• **MATERIAL**
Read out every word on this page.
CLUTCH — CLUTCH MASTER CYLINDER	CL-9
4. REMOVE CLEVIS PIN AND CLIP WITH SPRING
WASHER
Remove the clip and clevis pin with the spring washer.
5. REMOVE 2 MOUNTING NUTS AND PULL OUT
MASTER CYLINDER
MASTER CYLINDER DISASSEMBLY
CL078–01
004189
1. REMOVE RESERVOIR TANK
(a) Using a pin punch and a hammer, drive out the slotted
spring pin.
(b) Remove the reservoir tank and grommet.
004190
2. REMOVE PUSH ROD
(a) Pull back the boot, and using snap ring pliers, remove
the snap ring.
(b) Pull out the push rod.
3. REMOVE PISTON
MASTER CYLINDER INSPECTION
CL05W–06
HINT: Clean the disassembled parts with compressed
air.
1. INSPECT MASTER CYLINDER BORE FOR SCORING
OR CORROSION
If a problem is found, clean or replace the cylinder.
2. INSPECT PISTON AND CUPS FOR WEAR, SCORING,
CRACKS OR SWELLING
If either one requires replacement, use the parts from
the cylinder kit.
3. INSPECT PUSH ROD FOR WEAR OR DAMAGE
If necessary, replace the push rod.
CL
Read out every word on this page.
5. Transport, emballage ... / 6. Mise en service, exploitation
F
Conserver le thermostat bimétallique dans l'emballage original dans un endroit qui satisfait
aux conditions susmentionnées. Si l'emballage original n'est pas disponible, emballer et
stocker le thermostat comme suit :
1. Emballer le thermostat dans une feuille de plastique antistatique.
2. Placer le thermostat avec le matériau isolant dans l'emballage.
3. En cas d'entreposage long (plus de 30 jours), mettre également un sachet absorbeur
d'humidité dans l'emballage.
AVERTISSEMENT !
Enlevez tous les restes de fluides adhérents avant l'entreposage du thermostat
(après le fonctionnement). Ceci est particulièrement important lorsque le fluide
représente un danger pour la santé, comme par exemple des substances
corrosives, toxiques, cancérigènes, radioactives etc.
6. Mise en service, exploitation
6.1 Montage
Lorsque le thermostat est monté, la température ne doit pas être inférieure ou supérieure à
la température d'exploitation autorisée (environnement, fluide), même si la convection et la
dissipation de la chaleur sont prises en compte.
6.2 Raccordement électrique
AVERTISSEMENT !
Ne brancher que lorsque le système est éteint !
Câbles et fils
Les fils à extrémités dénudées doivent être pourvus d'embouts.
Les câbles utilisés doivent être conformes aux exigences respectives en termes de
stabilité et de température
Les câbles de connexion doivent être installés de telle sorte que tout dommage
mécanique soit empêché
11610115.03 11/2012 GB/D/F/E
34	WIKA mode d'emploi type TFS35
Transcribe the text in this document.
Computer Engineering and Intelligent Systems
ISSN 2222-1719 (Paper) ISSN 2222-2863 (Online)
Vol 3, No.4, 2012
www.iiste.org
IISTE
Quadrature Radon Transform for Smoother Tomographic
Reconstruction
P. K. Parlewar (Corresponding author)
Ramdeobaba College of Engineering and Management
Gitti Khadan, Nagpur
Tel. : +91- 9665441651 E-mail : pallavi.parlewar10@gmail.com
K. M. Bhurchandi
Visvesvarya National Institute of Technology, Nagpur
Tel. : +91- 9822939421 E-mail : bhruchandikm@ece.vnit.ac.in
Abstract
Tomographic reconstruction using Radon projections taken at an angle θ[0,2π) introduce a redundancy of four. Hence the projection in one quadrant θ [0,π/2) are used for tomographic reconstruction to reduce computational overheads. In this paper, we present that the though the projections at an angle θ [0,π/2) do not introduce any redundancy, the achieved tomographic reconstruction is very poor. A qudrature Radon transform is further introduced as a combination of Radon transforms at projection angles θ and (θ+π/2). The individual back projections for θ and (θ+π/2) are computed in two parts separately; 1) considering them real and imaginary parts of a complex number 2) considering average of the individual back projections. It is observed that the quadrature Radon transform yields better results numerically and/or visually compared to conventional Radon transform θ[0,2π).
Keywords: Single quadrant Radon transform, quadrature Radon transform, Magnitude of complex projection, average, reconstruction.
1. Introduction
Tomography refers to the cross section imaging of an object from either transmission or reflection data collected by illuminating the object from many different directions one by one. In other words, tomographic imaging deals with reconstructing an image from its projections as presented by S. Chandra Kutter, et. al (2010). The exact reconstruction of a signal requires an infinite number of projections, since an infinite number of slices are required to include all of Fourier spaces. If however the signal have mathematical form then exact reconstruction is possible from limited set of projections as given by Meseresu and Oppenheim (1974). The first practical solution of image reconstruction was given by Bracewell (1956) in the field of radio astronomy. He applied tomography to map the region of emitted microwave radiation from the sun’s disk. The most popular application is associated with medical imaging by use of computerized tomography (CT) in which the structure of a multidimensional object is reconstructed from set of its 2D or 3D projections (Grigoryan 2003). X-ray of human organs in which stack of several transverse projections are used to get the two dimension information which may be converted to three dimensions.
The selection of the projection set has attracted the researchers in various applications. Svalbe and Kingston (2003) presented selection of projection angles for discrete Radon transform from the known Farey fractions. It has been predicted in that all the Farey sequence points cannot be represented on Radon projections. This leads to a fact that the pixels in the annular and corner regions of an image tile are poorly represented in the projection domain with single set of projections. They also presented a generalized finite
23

• **WRITTEN PROBLEM**
Return the listing above in its exact form.

• **REPLY**
Read out every word on this page.
CLUTCH — CLUTCH MASTER CYLINDER	CL-9
4. REMOVE CLEVIS PIN AND CLIP WITH SPRING
WASHER
Remove the clip and clevis pin with the spring washer.
5. REMOVE 2 MOUNTING NUTS AND PULL OUT
MASTER CYLINDER
MASTER CYLINDER DISASSEMBLY
CL078–01
004189
1. REMOVE RESERVOIR TANK
(a) Using a pin punch and a hammer, drive out the slotted
spring pin.
(b) Remove the reservoir tank and grommet.
004190
2. REMOVE PUSH ROD
(a) Pull back the boot, and using snap ring pliers, remove
the snap ring.
(b) Pull out the push rod.
3. REMOVE PISTON
MASTER CYLINDER INSPECTION
CL05W–06
HINT: Clean the disassembled parts with compressed
air.
1. INSPECT MASTER CYLINDER BORE FOR SCORING
OR CORROSION
If a problem is found, clean or replace the cylinder.
2. INSPECT PISTON AND CUPS FOR WEAR, SCORING,
CRACKS OR SWELLING
If either one requires replacement, use the parts from
the cylinder kit.
3. INSPECT PUSH ROD FOR WEAR OR DAMAGE
If necessary, replace the push rod.
CL
Read out every word on this page.
5. Transport, emballage ... / 6. Mise en service, exploitation
F
Conserver le thermostat bimétallique dans l'emballage original dans un endroit qui satisfait
aux conditions susmentionnées. Si l'emballage original n'est pas disponible, emballer et
stocker le thermostat comme suit :
1. Emballer le thermostat dans une feuille de plastique antistatique.
2. Placer le thermostat avec le matériau isolant dans l'emballage.
3. En cas d'entreposage long (plus de 30 jours), mettre également un sachet absorbeur
d'humidité dans l'emballage.
AVERTISSEMENT !
Enlevez tous les restes de fluides adhérents avant l'entreposage du thermostat
(après le fonctionnement). Ceci est particulièrement important lorsque le fluide
représente un danger pour la santé, comme par exemple des substances
corrosives, toxiques, cancérigènes, radioactives etc.
6. Mise en service, exploitation
6.1 Montage
Lorsque le thermostat est monté, la température ne doit pas être inférieure ou supérieure à
la température d'exploitation autorisée (environnement, fluide), même si la convection et la
dissipation de la chaleur sont prises en compte.
6.2 Raccordement électrique
AVERTISSEMENT !
Ne brancher que lorsque le système est éteint !
Câbles et fils
Les fils à extrémités dénudées doivent être pourvus d'embouts.
Les câbles utilisés doivent être conformes aux exigences respectives en termes de
stabilité et de température
Les câbles de connexion doivent être installés de telle sorte que tout dommage
mécanique soit empêché
11610115.03 11/2012 GB/D/F/E
34	WIKA mode d'emploi type TFS35
Transcribe the text in this document.
Computer Engineering and Intelligent Systems
ISSN 2222-1719 (Paper) ISSN 2222-2863 (Online)
Vol 3, No.4, 2012
www.iiste.org
IISTE
Quadrature Radon Transform for Smoother Tomographic
Reconstruction
P. K. Parlewar (Corresponding author)
Ramdeobaba College of Engineering and Management
Gitti Khadan, Nagpur
Tel. : +91- 9665441651 E-mail : pallavi.parlewar10@gmail.com
K. M. Bhurchandi
Visvesvarya National Institute of Technology, Nagpur
Tel. : +91- 9822939421 E-mail : bhruchandikm@ece.vnit.ac.in
Abstract
Tomographic reconstruction using Radon projections taken at an angle θ[0,2π) introduce a redundancy of four. Hence the projection in one quadrant θ [0,π/2) are used for tomographic reconstruction to reduce computational overheads. In this paper, we present that the though the projections at an angle θ [0,π/2) do not introduce any redundancy, the achieved tomographic reconstruction is very poor. A qudrature Radon transform is further introduced as a combination of Radon transforms at projection angles θ and (θ+π/2). The individual back projections for θ and (θ+π/2) are computed in two parts separately; 1) considering them real and imaginary parts of a complex number 2) considering average of the individual back projections. It is observed that the quadrature Radon transform yields better results numerically and/or visually compared to conventional Radon transform θ[0,2π).
Keywords: Single quadrant Radon transform, quadrature Radon transform, Magnitude of complex projection, average, reconstruction.
1. Introduction
Tomography refers to the cross section imaging of an object from either transmission or reflection data collected by illuminating the object from many different directions one by one. In other words, tomographic imaging deals with reconstructing an image from its projections as presented by S. Chandra Kutter, et. al (2010). The exact reconstruction of a signal requires an infinite number of projections, since an infinite number of slices are required to include all of Fourier spaces. If however the signal have mathematical form then exact reconstruction is possible from limited set of projections as given by Meseresu and Oppenheim (1974). The first practical solution of image reconstruction was given by Bracewell (1956) in the field of radio astronomy. He applied tomography to map the region of emitted microwave radiation from the sun’s disk. The most popular application is associated with medical imaging by use of computerized tomography (CT) in which the structure of a multidimensional object is reconstructed from set of its 2D or 3D projections (Grigoryan 2003). X-ray of human organs in which stack of several transverse projections are used to get the two dimension information which may be converted to three dimensions.
The selection of the projection set has attracted the researchers in various applications. Svalbe and Kingston (2003) presented selection of projection angles for discrete Radon transform from the known Farey fractions. It has been predicted in that all the Farey sequence points cannot be represented on Radon projections. This leads to a fact that the pixels in the annular and corner regions of an image tile are poorly represented in the projection domain with single set of projections. They also presented a generalized finite
23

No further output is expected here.